_WHAT IS EXPECTED_: In the records that follow, locate every line with "JSON" and extract it.

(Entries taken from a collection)
— Begin —

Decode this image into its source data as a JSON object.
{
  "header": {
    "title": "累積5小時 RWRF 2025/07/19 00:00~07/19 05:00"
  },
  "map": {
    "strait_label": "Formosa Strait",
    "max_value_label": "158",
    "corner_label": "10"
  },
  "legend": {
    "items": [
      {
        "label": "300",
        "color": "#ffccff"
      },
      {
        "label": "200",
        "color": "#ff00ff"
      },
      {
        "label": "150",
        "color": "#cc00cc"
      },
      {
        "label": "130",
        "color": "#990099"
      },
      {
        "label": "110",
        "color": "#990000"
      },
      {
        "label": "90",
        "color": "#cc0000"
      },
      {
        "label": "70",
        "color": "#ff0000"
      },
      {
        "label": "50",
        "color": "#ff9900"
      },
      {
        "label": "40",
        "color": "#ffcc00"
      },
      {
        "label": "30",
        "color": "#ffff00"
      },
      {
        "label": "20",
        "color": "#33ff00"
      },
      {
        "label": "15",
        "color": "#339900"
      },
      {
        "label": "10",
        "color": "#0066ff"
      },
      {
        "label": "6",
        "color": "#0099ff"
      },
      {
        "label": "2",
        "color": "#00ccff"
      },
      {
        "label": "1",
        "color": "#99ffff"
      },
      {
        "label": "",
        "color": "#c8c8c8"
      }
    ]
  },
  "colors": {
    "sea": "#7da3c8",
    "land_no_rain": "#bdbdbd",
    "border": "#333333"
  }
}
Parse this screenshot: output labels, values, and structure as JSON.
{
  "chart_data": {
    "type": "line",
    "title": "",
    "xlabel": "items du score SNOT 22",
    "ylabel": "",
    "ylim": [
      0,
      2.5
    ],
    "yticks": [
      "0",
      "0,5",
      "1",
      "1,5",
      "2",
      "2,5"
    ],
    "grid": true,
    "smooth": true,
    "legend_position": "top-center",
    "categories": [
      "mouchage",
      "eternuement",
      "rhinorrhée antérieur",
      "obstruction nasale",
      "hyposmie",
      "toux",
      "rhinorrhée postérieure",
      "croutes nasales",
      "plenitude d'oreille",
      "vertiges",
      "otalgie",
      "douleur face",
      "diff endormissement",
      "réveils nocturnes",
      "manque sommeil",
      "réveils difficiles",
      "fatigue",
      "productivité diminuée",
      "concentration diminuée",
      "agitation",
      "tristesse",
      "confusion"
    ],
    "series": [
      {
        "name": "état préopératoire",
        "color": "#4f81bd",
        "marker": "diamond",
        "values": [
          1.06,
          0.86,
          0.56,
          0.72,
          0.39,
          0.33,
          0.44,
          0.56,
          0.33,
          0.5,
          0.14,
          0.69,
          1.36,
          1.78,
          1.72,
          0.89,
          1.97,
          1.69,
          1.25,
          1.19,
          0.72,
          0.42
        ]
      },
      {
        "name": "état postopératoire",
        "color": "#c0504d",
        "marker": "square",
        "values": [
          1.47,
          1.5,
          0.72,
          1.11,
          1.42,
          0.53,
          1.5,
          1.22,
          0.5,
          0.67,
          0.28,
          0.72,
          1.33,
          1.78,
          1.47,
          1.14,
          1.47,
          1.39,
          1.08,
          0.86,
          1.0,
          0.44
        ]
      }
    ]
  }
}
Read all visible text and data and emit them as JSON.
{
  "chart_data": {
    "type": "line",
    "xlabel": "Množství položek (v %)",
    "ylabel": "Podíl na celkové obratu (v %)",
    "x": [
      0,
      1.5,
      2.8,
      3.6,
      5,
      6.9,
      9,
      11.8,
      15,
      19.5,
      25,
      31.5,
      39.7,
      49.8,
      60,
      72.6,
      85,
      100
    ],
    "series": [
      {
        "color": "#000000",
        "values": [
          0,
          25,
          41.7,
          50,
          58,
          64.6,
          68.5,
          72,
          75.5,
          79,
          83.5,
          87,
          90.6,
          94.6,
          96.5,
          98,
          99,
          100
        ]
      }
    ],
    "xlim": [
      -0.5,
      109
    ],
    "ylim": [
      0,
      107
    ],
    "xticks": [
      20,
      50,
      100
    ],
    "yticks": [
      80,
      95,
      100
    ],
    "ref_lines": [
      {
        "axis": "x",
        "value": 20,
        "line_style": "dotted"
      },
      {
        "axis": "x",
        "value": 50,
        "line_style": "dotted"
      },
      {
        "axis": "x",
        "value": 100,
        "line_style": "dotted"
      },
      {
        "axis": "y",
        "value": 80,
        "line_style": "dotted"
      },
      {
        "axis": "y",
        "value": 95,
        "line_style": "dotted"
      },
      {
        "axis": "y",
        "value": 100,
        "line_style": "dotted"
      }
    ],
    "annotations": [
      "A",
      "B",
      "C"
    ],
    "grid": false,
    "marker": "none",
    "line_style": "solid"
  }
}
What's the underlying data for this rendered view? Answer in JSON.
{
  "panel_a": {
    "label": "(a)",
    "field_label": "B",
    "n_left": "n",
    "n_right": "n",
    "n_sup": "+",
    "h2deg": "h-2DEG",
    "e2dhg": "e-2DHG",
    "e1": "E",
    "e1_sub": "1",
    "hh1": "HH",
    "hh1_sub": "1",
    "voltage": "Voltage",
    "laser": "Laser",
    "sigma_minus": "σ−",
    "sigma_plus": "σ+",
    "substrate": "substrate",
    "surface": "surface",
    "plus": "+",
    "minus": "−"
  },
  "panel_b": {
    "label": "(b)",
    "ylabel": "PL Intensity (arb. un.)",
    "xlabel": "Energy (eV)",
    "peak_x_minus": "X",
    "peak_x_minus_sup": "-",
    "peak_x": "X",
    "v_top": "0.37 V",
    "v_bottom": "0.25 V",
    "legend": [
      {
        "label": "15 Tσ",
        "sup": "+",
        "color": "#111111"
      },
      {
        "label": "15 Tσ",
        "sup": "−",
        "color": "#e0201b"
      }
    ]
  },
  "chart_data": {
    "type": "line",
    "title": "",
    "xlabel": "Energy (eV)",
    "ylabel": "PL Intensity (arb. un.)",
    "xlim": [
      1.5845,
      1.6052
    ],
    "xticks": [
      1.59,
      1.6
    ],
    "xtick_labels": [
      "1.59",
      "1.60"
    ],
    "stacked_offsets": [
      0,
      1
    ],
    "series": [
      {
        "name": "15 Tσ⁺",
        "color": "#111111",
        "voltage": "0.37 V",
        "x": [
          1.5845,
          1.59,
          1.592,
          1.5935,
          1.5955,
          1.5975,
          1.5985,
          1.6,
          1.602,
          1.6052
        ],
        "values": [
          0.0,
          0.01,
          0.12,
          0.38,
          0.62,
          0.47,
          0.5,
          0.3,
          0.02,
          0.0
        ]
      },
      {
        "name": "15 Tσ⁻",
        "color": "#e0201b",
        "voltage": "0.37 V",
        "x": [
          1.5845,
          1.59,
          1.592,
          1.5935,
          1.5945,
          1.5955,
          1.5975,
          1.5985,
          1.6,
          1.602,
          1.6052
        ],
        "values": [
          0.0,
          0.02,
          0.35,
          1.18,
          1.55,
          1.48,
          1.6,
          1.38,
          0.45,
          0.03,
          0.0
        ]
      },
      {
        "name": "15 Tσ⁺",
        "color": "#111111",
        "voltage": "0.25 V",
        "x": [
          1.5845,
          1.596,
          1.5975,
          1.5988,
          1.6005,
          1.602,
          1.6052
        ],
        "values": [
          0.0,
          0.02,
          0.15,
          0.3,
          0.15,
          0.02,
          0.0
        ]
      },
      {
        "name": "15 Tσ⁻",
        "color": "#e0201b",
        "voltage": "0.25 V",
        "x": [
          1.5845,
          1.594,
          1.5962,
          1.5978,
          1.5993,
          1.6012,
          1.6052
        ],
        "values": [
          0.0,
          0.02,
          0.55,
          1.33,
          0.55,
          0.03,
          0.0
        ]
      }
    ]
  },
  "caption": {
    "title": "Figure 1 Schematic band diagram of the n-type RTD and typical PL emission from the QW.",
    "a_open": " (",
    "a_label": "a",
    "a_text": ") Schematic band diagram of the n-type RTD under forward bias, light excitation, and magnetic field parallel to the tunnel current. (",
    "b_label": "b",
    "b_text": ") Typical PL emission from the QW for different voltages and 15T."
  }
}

— End —

_THE COMPLETED TASK_:
Decode this image into its source data as a JSON object.
Parse this screenshot: output labels, values, and structure as JSON.
Read all visible text and data and emit them as JSON.
What's the underlying data for this rendered view? Answer in JSON.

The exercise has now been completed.